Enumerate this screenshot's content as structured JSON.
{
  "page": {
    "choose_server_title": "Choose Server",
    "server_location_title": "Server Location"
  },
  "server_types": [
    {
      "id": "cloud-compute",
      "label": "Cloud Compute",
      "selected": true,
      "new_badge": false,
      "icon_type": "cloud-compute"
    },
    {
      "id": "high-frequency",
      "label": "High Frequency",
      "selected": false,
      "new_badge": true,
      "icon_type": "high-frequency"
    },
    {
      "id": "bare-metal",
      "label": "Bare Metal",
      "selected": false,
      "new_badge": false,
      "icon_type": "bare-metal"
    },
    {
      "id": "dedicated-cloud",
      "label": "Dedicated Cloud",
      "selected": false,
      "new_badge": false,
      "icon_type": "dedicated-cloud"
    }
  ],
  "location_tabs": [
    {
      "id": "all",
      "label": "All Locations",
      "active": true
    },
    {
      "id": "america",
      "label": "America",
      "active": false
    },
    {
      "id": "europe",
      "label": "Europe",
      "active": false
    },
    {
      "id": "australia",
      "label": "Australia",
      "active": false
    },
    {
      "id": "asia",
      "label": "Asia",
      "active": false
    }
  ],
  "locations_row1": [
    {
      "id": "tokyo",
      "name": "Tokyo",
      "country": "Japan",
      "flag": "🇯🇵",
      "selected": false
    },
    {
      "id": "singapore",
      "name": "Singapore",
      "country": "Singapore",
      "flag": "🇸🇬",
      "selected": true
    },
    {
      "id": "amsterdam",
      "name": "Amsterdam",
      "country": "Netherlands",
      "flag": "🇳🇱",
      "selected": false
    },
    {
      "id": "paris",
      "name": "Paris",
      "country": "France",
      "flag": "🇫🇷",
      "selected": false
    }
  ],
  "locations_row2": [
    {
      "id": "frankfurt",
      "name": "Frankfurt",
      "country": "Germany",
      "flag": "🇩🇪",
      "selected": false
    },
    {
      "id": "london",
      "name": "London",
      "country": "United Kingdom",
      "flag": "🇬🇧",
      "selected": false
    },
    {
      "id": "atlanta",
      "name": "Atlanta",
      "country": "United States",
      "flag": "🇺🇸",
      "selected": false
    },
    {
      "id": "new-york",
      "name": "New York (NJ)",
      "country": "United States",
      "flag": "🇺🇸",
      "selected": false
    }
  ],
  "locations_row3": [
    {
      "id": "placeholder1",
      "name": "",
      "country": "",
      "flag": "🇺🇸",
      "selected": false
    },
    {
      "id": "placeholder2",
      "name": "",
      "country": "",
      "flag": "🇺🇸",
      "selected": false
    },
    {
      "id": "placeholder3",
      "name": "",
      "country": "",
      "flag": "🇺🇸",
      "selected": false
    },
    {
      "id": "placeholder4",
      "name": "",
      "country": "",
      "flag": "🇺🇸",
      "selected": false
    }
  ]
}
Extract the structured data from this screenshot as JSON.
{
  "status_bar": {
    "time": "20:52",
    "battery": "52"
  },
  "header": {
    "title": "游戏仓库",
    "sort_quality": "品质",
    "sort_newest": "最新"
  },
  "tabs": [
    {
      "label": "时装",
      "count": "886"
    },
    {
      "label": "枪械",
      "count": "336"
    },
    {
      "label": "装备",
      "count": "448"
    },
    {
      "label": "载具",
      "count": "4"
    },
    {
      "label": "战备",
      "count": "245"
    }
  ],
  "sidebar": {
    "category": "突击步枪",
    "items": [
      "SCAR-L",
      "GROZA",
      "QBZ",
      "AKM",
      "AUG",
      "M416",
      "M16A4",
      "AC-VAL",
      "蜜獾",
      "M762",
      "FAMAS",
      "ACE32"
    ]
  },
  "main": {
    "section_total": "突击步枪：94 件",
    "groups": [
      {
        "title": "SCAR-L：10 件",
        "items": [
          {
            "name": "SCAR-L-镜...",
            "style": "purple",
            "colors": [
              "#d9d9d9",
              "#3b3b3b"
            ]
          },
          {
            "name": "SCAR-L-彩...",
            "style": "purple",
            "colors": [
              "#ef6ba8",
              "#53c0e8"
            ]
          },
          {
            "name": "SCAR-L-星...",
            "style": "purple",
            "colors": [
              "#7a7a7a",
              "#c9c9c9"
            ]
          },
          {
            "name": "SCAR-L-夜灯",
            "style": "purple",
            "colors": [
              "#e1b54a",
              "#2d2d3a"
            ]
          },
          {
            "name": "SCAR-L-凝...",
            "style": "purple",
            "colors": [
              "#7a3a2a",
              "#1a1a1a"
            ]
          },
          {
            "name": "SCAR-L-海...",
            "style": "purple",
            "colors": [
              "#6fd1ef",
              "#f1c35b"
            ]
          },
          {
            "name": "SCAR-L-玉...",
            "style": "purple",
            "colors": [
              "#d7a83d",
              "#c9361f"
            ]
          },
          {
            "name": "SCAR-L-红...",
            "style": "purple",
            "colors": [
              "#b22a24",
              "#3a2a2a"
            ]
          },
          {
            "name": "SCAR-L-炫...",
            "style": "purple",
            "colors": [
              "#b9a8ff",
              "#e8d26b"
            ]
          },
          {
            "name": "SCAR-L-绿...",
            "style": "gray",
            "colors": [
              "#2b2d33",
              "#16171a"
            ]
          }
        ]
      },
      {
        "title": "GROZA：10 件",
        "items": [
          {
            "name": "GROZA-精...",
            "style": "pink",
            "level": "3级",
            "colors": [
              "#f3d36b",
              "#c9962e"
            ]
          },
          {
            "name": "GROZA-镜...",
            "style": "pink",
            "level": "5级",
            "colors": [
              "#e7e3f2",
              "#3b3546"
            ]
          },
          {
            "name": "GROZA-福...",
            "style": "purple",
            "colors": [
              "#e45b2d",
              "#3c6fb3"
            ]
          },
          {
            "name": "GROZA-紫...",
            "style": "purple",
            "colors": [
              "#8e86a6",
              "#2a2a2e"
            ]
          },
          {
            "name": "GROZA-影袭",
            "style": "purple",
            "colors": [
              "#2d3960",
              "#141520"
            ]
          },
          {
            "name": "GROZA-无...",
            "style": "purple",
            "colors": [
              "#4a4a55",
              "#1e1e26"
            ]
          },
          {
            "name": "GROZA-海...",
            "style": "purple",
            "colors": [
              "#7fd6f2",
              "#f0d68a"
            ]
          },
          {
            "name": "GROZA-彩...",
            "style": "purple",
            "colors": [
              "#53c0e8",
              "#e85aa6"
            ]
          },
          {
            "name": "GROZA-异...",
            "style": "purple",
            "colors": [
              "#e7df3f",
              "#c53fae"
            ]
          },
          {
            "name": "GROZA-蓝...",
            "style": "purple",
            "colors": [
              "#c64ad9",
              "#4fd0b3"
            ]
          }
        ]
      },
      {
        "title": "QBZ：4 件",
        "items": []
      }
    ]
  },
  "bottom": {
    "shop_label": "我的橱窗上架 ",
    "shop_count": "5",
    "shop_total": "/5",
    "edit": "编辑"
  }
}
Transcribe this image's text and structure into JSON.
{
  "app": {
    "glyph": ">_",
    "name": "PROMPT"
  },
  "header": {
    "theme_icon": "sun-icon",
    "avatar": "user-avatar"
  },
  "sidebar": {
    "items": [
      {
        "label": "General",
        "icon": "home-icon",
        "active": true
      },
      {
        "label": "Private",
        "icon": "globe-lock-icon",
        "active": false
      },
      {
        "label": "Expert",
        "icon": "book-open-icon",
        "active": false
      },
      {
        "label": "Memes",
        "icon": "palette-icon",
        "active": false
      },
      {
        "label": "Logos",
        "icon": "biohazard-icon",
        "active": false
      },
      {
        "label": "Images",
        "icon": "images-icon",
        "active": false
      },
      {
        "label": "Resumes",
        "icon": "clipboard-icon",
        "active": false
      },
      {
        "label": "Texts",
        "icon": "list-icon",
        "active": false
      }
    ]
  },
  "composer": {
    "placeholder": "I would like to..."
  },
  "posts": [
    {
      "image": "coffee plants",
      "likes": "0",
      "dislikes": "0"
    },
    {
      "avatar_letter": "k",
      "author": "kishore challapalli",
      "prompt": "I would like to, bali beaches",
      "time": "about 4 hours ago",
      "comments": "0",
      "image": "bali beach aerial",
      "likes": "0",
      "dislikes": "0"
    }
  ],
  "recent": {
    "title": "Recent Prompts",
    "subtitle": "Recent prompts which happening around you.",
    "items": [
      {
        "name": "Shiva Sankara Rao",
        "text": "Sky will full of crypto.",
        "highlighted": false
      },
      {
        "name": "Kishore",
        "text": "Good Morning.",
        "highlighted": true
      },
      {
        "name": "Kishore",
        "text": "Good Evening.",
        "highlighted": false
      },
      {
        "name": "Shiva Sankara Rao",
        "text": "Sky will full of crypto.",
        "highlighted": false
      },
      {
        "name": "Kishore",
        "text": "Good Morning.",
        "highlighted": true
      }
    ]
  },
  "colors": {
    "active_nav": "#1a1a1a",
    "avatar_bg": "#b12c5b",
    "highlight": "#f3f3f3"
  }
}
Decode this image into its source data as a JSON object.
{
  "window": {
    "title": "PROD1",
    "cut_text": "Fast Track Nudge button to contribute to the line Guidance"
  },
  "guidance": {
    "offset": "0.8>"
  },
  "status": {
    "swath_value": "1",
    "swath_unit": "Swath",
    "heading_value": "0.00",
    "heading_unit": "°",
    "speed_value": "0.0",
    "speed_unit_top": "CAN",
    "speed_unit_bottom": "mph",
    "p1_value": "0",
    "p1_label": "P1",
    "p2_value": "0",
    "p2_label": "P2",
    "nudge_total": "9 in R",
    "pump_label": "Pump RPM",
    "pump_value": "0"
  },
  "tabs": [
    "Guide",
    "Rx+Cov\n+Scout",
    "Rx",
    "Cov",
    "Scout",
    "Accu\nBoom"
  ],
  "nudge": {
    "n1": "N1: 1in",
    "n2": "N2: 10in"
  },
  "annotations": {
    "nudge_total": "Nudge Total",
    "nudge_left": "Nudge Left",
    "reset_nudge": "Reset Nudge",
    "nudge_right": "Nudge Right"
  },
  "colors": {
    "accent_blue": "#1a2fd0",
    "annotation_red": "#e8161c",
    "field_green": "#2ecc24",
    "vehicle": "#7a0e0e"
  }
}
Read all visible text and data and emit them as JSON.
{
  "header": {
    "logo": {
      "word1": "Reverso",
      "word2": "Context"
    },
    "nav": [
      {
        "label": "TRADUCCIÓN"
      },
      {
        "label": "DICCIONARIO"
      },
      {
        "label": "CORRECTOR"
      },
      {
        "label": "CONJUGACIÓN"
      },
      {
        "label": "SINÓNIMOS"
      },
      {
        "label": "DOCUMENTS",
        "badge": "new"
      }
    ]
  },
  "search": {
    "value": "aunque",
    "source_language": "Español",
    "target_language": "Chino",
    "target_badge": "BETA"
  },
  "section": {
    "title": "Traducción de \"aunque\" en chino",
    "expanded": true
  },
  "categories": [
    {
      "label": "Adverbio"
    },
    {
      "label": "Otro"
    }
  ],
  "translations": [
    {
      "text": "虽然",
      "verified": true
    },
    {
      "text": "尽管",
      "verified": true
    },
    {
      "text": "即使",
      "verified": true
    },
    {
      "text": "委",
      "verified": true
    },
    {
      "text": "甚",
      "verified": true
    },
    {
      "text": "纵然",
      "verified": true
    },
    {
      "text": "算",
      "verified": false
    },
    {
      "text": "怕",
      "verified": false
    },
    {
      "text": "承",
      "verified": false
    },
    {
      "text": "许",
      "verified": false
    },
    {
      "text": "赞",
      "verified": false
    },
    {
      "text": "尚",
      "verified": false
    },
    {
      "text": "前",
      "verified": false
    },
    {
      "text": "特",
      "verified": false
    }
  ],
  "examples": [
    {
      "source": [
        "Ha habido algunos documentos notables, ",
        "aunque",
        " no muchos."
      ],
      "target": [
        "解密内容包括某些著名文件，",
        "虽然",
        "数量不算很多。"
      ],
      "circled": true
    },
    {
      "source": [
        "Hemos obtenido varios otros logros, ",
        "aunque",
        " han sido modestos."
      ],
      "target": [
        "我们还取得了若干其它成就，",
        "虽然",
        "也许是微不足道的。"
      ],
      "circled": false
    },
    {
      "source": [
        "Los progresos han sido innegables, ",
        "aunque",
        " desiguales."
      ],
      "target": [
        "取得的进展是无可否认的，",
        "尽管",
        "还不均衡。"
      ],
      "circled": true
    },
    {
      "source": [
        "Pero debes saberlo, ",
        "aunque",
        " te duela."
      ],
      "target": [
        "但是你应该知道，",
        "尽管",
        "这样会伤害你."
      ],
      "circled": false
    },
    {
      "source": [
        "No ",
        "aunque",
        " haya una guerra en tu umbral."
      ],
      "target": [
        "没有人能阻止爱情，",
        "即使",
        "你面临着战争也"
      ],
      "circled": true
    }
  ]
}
------------
TASK TO COMPLETE:
Reproduce every line of the listing above in which the string "bali" appears.

TASK ANSWER:
      "prompt": "I would like to, bali beaches",
      "image": "bali beach aerial",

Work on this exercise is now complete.